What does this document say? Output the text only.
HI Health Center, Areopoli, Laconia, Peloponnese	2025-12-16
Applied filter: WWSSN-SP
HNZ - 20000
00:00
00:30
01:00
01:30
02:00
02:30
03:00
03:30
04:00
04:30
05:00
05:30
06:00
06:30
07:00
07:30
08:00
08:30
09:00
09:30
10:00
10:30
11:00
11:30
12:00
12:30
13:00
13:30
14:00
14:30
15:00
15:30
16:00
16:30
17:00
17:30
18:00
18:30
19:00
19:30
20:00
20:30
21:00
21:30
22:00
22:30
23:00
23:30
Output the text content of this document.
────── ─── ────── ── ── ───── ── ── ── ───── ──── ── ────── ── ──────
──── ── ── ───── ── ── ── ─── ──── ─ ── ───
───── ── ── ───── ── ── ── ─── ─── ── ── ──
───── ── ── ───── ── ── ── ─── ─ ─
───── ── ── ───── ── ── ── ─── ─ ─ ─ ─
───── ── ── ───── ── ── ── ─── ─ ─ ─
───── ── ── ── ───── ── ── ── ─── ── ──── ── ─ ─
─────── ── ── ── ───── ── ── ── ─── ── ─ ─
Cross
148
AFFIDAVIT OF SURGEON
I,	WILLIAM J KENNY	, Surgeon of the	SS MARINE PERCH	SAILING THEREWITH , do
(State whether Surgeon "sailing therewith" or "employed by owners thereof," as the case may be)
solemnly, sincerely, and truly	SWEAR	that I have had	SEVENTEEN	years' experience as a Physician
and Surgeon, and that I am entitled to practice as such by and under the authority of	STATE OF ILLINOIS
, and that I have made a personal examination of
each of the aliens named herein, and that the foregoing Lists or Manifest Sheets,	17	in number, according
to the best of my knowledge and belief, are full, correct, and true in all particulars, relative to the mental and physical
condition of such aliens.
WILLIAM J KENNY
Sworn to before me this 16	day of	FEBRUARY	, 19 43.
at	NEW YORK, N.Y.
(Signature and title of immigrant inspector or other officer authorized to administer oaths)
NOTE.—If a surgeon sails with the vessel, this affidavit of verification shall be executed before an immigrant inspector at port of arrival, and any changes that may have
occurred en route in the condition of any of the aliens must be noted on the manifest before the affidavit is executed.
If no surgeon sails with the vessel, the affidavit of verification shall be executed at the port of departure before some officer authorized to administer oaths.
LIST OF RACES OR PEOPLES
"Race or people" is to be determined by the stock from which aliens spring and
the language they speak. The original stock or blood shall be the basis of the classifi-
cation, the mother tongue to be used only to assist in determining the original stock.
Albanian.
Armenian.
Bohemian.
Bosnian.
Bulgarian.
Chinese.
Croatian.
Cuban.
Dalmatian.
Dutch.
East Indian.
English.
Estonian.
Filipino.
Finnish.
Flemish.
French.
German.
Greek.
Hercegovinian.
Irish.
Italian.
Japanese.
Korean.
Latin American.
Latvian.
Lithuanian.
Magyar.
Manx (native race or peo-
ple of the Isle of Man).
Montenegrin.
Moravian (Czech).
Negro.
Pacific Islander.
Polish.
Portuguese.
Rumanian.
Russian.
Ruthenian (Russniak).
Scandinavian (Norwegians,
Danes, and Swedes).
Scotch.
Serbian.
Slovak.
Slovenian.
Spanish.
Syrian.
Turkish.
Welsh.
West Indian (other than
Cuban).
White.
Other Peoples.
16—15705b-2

=-=-=-=-=

## Your objective
Each line of the material should be echoed exactly.

## Written solution
What does this document say? Output the text only.
HI Health Center, Areopoli, Laconia, Peloponnese	2025-12-16
Applied filter: WWSSN-SP
HNZ - 20000
00:00
00:30
01:00
01:30
02:00
02:30
03:00
03:30
04:00
04:30
05:00
05:30
06:00
06:30
07:00
07:30
08:00
08:30
09:00
09:30
10:00
10:30
11:00
11:30
12:00
12:30
13:00
13:30
14:00
14:30
15:00
15:30
16:00
16:30
17:00
17:30
18:00
18:30
19:00
19:30
20:00
20:30
21:00
21:30
22:00
22:30
23:00
23:30
Output the text content of this document.
────── ─── ────── ── ── ───── ── ── ── ───── ──── ── ────── ── ──────
──── ── ── ───── ── ── ── ─── ──── ─ ── ───
───── ── ── ───── ── ── ── ─── ─── ── ── ──
───── ── ── ───── ── ── ── ─── ─ ─
───── ── ── ───── ── ── ── ─── ─ ─ ─ ─
───── ── ── ───── ── ── ── ─── ─ ─ ─
───── ── ── ── ───── ── ── ── ─── ── ──── ── ─ ─
─────── ── ── ── ───── ── ── ── ─── ── ─ ─
Cross
148
AFFIDAVIT OF SURGEON
I,	WILLIAM J KENNY	, Surgeon of the	SS MARINE PERCH	SAILING THEREWITH , do
(State whether Surgeon "sailing therewith" or "employed by owners thereof," as the case may be)
solemnly, sincerely, and truly	SWEAR	that I have had	SEVENTEEN	years' experience as a Physician
and Surgeon, and that I am entitled to practice as such by and under the authority of	STATE OF ILLINOIS
, and that I have made a personal examination of
each of the aliens named herein, and that the foregoing Lists or Manifest Sheets,	17	in number, according
to the best of my knowledge and belief, are full, correct, and true in all particulars, relative to the mental and physical
condition of such aliens.
WILLIAM J KENNY
Sworn to before me this 16	day of	FEBRUARY	, 19 43.
at	NEW YORK, N.Y.
(Signature and title of immigrant inspector or other officer authorized to administer oaths)
NOTE.—If a surgeon sails with the vessel, this affidavit of verification shall be executed before an immigrant inspector at port of arrival, and any changes that may have
occurred en route in the condition of any of the aliens must be noted on the manifest before the affidavit is executed.
If no surgeon sails with the vessel, the affidavit of verification shall be executed at the port of departure before some officer authorized to administer oaths.
LIST OF RACES OR PEOPLES
"Race or people" is to be determined by the stock from which aliens spring and
the language they speak. The original stock or blood shall be the basis of the classifi-
cation, the mother tongue to be used only to assist in determining the original stock.
Albanian.
Armenian.
Bohemian.
Bosnian.
Bulgarian.
Chinese.
Croatian.
Cuban.
Dalmatian.
Dutch.
East Indian.
English.
Estonian.
Filipino.
Finnish.
Flemish.
French.
German.
Greek.
Hercegovinian.
Irish.
Italian.
Japanese.
Korean.
Latin American.
Latvian.
Lithuanian.
Magyar.
Manx (native race or peo-
ple of the Isle of Man).
Montenegrin.
Moravian (Czech).
Negro.
Pacific Islander.
Polish.
Portuguese.
Rumanian.
Russian.
Ruthenian (Russniak).
Scandinavian (Norwegians,
Danes, and Swedes).
Scotch.
Serbian.
Slovak.
Slovenian.
Spanish.
Syrian.
Turkish.
Welsh.
West Indian (other than
Cuban).
White.
Other Peoples.
16—15705b-2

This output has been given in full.